-- start --
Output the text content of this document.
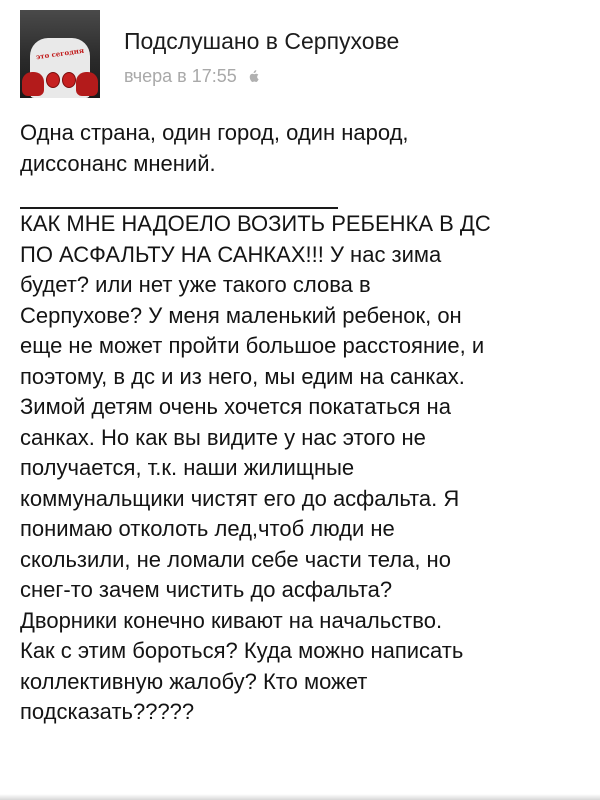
это сегодня Подслушано в Серпухове
вчера в 17:55

Одна страна, один город, один народ,
диссонанс мнений.

КАК МНЕ НАДОЕЛО ВОЗИТЬ РЕБЕНКА В ДС
ПО АСФАЛЬТУ НА САНКАХ!!! У нас зима
будет? или нет уже такого слова в
Серпухове? У меня маленький ребенок, он
еще не может пройти большое расстояние, и
поэтому, в дс и из него, мы едим на санках.
Зимой детям очень хочется покататься на
санках. Но как вы видите у нас этого не
получается, т.к. наши жилищные
коммунальщики чистят его до асфальта. Я
понимаю отколоть лед,чтоб люди не
скользили, не ломали себе части тела, но
снег-то зачем чистить до асфальта?
Дворники конечно кивают на начальство.
Как с этим бороться? Куда можно написать
коллективную жалобу? Кто может
подсказать?????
-- end --
● **Aim**:
Identify the lines that contain the string "асфальта", and copy every one of them.

● **Task output**:
коммунальщики чистят его до асфальта. Я
снег-то зачем чистить до асфальта?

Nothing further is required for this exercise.